What you need to do
Look for the line containing "Serialize everything readable" in the listing below. Retype that line and every subsequent line through the last one, and only those.

Exercise material

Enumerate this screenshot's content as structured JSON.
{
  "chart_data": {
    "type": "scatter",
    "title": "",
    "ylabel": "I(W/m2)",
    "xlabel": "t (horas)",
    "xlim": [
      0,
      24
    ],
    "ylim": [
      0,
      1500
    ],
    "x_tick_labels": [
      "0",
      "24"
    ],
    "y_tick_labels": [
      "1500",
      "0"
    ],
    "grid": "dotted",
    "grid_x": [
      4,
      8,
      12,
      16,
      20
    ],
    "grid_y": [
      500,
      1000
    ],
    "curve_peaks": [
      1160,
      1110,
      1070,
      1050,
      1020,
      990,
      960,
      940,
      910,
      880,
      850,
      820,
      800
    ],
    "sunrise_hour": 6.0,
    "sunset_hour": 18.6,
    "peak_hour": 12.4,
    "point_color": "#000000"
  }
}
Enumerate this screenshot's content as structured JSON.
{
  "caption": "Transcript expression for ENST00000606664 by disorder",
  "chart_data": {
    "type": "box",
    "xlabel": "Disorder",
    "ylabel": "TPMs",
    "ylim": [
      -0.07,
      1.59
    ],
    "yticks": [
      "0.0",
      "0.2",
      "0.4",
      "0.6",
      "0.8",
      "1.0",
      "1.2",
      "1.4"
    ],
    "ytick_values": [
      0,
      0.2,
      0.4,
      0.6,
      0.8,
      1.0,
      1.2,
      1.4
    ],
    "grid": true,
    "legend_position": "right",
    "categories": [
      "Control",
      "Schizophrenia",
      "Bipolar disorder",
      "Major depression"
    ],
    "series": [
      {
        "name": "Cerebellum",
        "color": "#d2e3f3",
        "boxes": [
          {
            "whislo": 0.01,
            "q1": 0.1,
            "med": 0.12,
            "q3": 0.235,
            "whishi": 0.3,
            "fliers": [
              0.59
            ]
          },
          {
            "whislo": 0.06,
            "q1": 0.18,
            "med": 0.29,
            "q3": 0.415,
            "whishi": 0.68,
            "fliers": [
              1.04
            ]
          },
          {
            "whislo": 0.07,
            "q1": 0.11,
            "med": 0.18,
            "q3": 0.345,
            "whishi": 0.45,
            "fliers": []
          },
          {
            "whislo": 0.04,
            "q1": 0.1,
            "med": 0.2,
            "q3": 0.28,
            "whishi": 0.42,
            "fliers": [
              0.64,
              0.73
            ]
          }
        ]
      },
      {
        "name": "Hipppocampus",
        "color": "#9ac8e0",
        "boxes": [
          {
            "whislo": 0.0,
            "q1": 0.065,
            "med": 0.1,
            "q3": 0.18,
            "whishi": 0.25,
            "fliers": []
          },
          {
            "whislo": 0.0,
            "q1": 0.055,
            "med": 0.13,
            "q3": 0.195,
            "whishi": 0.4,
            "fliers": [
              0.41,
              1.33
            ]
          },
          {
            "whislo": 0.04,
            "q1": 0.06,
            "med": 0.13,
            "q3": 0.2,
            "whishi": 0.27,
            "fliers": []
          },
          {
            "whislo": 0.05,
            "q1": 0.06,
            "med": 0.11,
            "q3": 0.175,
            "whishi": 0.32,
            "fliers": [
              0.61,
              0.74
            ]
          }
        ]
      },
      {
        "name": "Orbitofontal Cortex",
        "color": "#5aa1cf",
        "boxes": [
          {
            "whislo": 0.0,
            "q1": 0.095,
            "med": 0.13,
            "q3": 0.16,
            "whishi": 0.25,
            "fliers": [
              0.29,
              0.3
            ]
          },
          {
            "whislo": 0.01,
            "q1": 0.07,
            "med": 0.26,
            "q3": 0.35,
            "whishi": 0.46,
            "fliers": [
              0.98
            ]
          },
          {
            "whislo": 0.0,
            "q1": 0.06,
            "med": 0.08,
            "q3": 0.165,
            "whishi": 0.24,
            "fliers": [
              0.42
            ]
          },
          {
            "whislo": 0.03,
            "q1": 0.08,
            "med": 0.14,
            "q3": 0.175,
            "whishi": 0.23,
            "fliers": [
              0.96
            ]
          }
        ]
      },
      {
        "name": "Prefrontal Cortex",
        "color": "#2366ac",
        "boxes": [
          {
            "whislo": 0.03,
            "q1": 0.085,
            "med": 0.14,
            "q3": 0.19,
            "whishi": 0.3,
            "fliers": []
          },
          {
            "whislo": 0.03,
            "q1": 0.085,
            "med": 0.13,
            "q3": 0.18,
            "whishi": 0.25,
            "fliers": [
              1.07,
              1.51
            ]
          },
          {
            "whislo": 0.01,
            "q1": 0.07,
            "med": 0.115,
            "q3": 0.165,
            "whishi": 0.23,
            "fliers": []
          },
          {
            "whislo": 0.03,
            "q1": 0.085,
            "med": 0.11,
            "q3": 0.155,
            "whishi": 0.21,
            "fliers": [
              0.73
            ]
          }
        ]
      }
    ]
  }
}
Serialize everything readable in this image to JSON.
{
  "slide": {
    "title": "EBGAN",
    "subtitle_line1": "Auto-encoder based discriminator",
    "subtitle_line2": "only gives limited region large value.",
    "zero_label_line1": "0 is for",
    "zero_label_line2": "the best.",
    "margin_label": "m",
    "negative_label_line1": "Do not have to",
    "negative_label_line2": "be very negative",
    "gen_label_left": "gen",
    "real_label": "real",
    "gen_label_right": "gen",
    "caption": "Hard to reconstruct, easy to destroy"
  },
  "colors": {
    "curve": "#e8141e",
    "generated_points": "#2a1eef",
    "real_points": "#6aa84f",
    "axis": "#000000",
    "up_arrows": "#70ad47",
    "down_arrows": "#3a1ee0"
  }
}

Solution below
Serialize everything readable in this image to JSON.
{
  "slide": {
    "title": "EBGAN",
    "subtitle_line1": "Auto-encoder based discriminator",
    "subtitle_line2": "only gives limited region large value.",
    "zero_label_line1": "0 is for",
    "zero_label_line2": "the best.",
    "margin_label": "m",
    "negative_label_line1": "Do not have to",
    "negative_label_line2": "be very negative",
    "gen_label_left": "gen",
    "real_label": "real",
    "gen_label_right": "gen",
    "caption": "Hard to reconstruct, easy to destroy"
  },
  "colors": {
    "curve": "#e8141e",
    "generated_points": "#2a1eef",
    "real_points": "#6aa84f",
    "axis": "#000000",
    "up_arrows": "#70ad47",
    "down_arrows": "#3a1ee0"
  }
}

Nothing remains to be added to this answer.